*Exercise aim*. Give the entries again, word for word.

[Extracts from a graphics dataset]
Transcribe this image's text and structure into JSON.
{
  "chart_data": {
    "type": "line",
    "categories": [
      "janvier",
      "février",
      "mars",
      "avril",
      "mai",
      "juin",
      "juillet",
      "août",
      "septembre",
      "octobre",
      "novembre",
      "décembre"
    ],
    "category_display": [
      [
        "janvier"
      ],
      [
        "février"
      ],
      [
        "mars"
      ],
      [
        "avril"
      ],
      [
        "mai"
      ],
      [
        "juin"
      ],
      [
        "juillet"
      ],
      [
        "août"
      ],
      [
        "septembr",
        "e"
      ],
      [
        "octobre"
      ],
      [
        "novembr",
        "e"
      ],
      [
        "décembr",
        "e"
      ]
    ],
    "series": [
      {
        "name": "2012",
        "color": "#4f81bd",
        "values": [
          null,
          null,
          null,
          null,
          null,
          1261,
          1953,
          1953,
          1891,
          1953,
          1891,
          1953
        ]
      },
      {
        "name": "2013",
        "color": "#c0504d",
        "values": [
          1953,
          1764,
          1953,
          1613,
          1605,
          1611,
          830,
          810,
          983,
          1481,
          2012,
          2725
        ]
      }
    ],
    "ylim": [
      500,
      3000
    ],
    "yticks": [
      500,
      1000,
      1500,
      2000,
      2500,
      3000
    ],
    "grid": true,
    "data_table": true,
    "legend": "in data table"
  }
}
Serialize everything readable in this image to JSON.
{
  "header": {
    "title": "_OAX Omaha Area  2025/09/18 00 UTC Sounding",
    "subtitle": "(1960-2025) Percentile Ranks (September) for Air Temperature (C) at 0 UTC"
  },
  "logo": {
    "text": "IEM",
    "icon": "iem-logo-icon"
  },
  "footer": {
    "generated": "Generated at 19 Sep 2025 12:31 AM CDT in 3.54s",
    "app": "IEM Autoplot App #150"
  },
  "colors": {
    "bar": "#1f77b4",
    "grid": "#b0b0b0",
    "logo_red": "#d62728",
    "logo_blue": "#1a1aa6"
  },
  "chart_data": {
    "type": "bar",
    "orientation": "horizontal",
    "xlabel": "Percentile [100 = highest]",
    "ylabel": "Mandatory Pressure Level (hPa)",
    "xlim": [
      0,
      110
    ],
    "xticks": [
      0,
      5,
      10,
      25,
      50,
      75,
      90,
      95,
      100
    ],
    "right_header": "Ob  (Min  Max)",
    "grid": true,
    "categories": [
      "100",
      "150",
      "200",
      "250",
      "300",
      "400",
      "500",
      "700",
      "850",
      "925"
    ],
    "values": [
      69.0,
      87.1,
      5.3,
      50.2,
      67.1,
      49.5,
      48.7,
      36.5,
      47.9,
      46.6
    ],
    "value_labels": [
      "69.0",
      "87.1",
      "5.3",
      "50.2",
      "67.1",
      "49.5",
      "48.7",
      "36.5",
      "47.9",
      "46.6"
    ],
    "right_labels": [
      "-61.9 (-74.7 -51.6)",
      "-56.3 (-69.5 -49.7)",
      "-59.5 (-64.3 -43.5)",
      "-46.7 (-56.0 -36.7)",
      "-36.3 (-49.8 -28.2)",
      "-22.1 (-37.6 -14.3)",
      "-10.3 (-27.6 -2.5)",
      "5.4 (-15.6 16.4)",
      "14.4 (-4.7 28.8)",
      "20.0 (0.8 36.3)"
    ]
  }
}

*Answer to this exercise*.
Transcribe this image's text and structure into JSON.
{
  "chart_data": {
    "type": "line",
    "categories": [
      "janvier",
      "février",
      "mars",
      "avril",
      "mai",
      "juin",
      "juillet",
      "août",
      "septembre",
      "octobre",
      "novembre",
      "décembre"
    ],
    "category_display": [
      [
        "janvier"
      ],
      [
        "février"
      ],
      [
        "mars"
      ],
      [
        "avril"
      ],
      [
        "mai"
      ],
      [
        "juin"
      ],
      [
        "juillet"
      ],
      [
        "août"
      ],
      [
        "septembr",
        "e"
      ],
      [
        "octobre"
      ],
      [
        "novembr",
        "e"
      ],
      [
        "décembr",
        "e"
      ]
    ],
    "series": [
      {
        "name": "2012",
        "color": "#4f81bd",
        "values": [
          null,
          null,
          null,
          null,
          null,
          1261,
          1953,
          1953,
          1891,
          1953,
          1891,
          1953
        ]
      },
      {
        "name": "2013",
        "color": "#c0504d",
        "values": [
          1953,
          1764,
          1953,
          1613,
          1605,
          1611,
          830,
          810,
          983,
          1481,
          2012,
          2725
        ]
      }
    ],
    "ylim": [
      500,
      3000
    ],
    "yticks": [
      500,
      1000,
      1500,
      2000,
      2500,
      3000
    ],
    "grid": true,
    "data_table": true,
    "legend": "in data table"
  }
}
Serialize everything readable in this image to JSON.
{
  "header": {
    "title": "_OAX Omaha Area  2025/09/18 00 UTC Sounding",
    "subtitle": "(1960-2025) Percentile Ranks (September) for Air Temperature (C) at 0 UTC"
  },
  "logo": {
    "text": "IEM",
    "icon": "iem-logo-icon"
  },
  "footer": {
    "generated": "Generated at 19 Sep 2025 12:31 AM CDT in 3.54s",
    "app": "IEM Autoplot App #150"
  },
  "colors": {
    "bar": "#1f77b4",
    "grid": "#b0b0b0",
    "logo_red": "#d62728",
    "logo_blue": "#1a1aa6"
  },
  "chart_data": {
    "type": "bar",
    "orientation": "horizontal",
    "xlabel": "Percentile [100 = highest]",
    "ylabel": "Mandatory Pressure Level (hPa)",
    "xlim": [
      0,
      110
    ],
    "xticks": [
      0,
      5,
      10,
      25,
      50,
      75,
      90,
      95,
      100
    ],
    "right_header": "Ob  (Min  Max)",
    "grid": true,
    "categories": [
      "100",
      "150",
      "200",
      "250",
      "300",
      "400",
      "500",
      "700",
      "850",
      "925"
    ],
    "values": [
      69.0,
      87.1,
      5.3,
      50.2,
      67.1,
      49.5,
      48.7,
      36.5,
      47.9,
      46.6
    ],
    "value_labels": [
      "69.0",
      "87.1",
      "5.3",
      "50.2",
      "67.1",
      "49.5",
      "48.7",
      "36.5",
      "47.9",
      "46.6"
    ],
    "right_labels": [
      "-61.9 (-74.7 -51.6)",
      "-56.3 (-69.5 -49.7)",
      "-59.5 (-64.3 -43.5)",
      "-46.7 (-56.0 -36.7)",
      "-36.3 (-49.8 -28.2)",
      "-22.1 (-37.6 -14.3)",
      "-10.3 (-27.6 -2.5)",
      "5.4 (-15.6 16.4)",
      "14.4 (-4.7 28.8)",
      "20.0 (0.8 36.3)"
    ]
  }
}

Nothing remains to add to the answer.